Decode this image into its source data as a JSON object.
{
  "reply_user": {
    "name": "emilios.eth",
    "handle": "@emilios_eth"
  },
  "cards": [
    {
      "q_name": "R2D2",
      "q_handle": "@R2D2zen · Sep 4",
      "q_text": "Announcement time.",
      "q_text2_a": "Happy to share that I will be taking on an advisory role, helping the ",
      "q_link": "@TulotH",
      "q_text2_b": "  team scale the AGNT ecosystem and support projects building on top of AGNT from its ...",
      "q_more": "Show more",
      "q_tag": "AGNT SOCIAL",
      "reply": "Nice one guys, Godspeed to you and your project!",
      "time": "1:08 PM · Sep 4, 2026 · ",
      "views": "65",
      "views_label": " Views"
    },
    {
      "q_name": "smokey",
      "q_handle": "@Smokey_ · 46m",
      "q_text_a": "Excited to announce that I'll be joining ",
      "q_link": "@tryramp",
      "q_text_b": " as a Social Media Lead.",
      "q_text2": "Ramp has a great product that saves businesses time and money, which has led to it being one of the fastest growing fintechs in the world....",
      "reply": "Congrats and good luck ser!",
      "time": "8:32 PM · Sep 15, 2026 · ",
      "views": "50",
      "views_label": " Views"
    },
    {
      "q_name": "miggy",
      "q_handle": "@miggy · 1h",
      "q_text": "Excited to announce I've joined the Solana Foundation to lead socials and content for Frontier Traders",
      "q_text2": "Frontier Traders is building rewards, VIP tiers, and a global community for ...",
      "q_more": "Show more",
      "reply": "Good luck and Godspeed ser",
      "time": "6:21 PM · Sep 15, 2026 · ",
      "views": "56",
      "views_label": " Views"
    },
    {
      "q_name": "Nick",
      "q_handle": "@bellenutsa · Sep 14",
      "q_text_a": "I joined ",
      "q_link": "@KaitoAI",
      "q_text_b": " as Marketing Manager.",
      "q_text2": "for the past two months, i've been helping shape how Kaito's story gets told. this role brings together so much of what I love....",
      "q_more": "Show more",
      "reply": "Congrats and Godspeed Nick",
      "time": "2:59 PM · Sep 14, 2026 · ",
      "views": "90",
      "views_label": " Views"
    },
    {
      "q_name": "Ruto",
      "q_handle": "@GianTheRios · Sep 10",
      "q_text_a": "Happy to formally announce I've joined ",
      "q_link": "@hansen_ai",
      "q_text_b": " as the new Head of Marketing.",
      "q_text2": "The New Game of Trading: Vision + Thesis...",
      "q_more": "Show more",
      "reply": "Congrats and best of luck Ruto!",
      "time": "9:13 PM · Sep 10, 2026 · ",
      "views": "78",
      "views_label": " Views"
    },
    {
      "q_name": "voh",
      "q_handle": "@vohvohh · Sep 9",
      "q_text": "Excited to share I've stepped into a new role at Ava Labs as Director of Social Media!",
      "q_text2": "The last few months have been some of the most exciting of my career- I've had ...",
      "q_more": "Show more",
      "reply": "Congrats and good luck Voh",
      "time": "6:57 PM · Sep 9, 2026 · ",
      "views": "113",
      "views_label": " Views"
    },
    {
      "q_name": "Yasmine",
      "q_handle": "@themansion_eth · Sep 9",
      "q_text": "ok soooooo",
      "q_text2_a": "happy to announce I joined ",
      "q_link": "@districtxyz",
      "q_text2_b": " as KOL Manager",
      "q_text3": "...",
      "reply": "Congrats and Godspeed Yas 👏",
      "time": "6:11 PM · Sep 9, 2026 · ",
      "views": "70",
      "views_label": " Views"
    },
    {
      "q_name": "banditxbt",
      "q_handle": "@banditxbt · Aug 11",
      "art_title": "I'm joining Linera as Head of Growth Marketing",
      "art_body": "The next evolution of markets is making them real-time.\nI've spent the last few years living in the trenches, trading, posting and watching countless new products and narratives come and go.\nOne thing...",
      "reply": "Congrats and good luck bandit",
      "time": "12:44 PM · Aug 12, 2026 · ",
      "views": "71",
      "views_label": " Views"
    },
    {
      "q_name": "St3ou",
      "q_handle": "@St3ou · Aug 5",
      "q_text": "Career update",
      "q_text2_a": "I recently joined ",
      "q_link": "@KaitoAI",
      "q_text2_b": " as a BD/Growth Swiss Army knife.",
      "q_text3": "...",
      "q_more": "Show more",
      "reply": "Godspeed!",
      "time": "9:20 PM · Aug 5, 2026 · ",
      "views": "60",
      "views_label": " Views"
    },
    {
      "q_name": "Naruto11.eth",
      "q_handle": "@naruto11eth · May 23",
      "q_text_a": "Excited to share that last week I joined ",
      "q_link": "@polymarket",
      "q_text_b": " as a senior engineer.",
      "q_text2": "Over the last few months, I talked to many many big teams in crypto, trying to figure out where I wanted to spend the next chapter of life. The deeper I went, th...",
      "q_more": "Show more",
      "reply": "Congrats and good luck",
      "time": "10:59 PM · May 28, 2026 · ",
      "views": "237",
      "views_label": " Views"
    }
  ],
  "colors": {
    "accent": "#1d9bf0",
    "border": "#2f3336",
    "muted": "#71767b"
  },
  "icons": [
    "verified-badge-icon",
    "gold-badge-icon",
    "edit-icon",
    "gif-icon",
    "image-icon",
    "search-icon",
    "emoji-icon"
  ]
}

____

TASK STATEMENT:
Extract every line containing the string "joining" from the data above.

OUTPUT BELOW:
      "q_text_a": "Excited to announce that I'll be joining ",
      "art_title": "I'm joining Linera as Head of Growth Marketing",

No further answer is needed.